WHAT IS ASKED:
Output each entry verbatim and exclude every picture from it.

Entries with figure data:
begin

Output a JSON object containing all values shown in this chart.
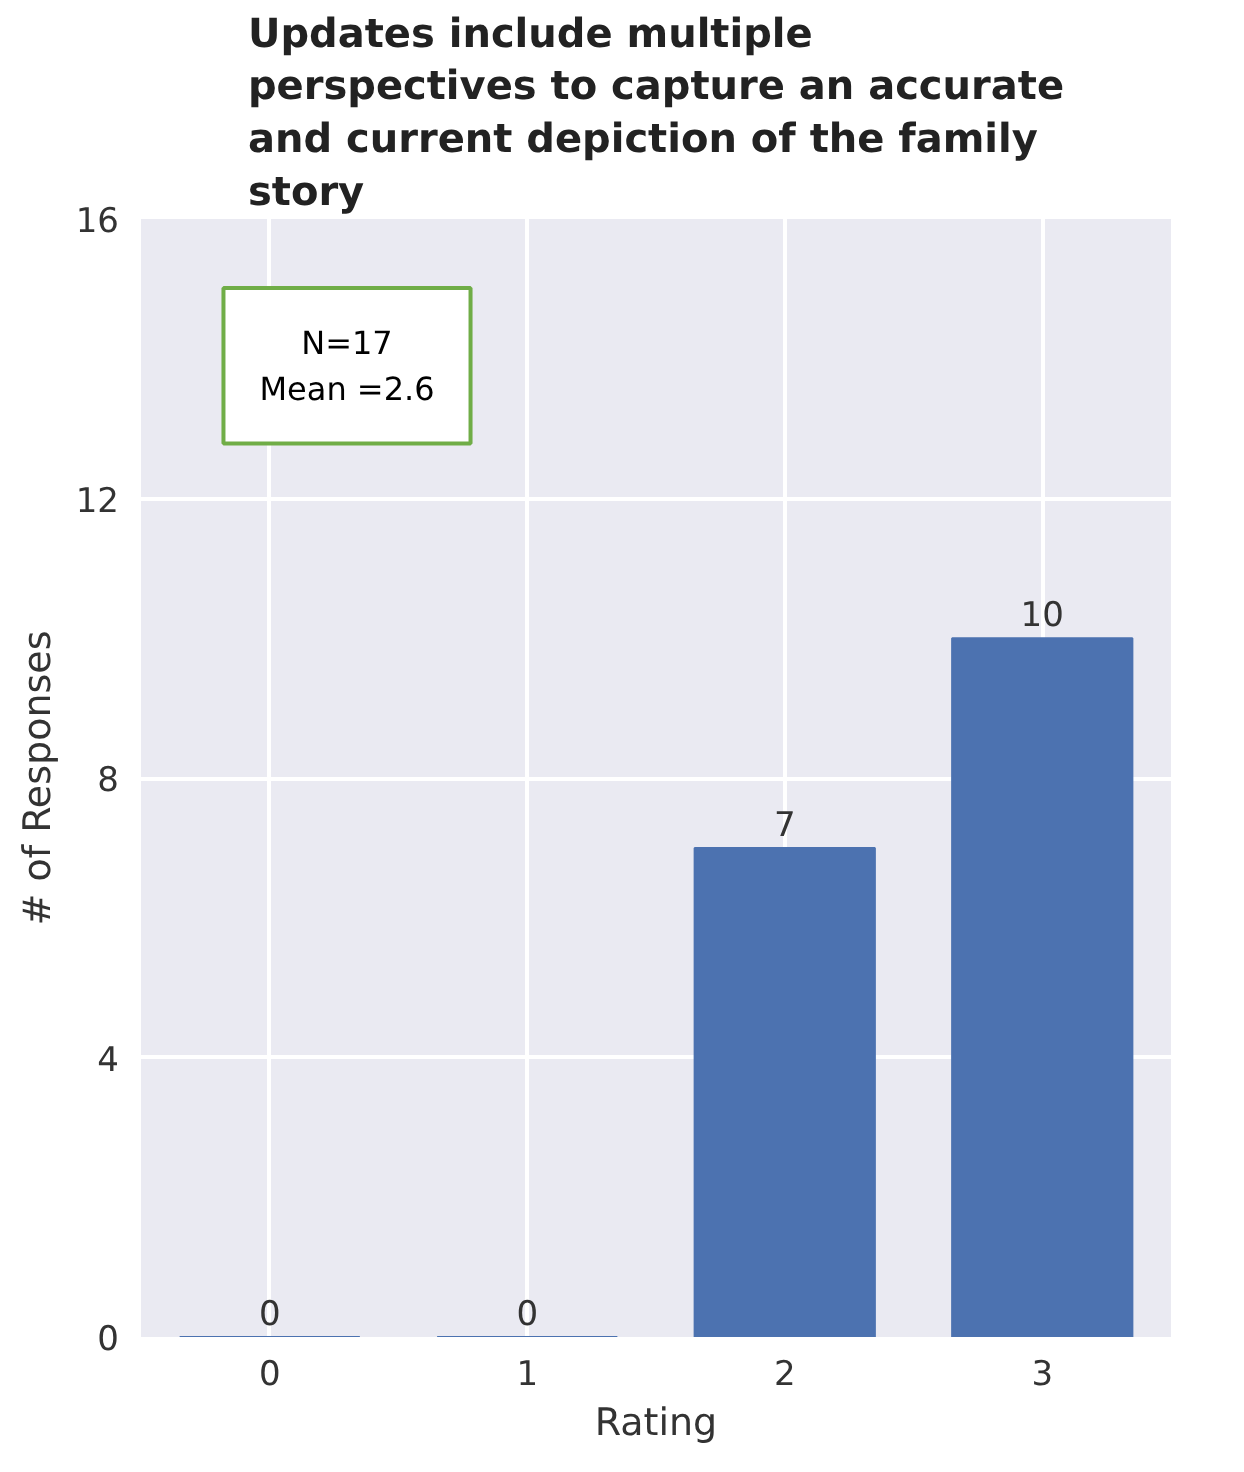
{
  "chart_data": {
    "type": "bar",
    "title": "Updates include multiple perspectives to capture an accurate and current depiction of the family story",
    "xlabel": "Rating",
    "ylabel": "# of Responses",
    "categories": [
      "0",
      "1",
      "2",
      "3"
    ],
    "values": [
      0,
      0,
      7,
      10
    ],
    "color": "#4c72b0",
    "ylim": [
      0,
      16
    ],
    "yticks": [
      0,
      4,
      8,
      12,
      16
    ],
    "grid": true,
    "data_labels": true,
    "annotations": [
      "N=17",
      "Mean =2.6"
    ]
  }
}
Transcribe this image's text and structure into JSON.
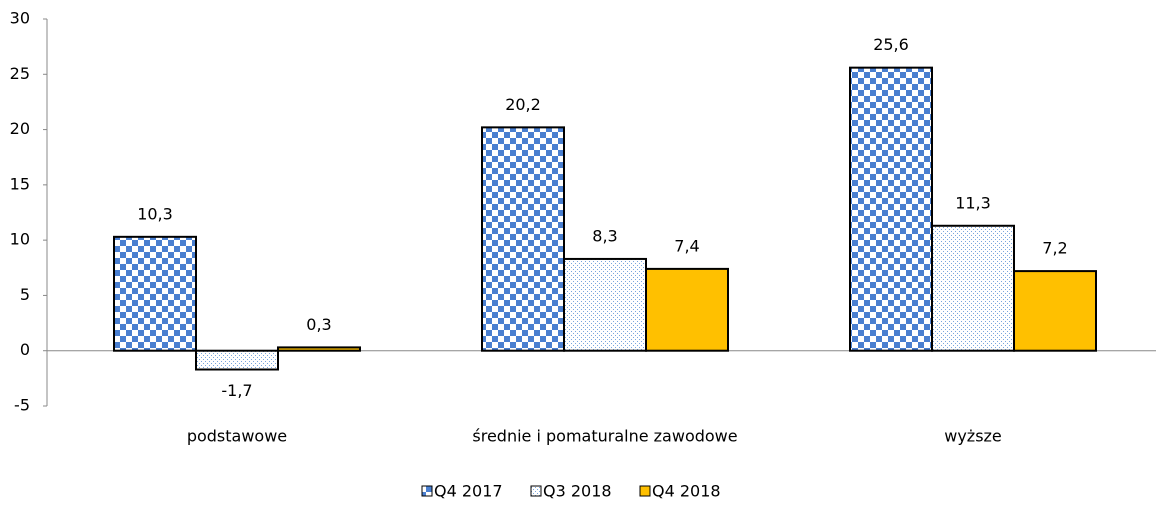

end

EXERCISE SOLUTION:
Output a JSON object containing all values shown in this chart.
{
  "chart_data": {
    "type": "bar",
    "title": "Updates include multiple perspectives to capture an accurate and current depiction of the family story",
    "xlabel": "Rating",
    "ylabel": "# of Responses",
    "categories": [
      "0",
      "1",
      "2",
      "3"
    ],
    "values": [
      0,
      0,
      7,
      10
    ],
    "color": "#4c72b0",
    "ylim": [
      0,
      16
    ],
    "yticks": [
      0,
      4,
      8,
      12,
      16
    ],
    "grid": true,
    "data_labels": true,
    "annotations": [
      "N=17",
      "Mean =2.6"
    ]
  }
}
Transcribe this image's text and structure into JSON.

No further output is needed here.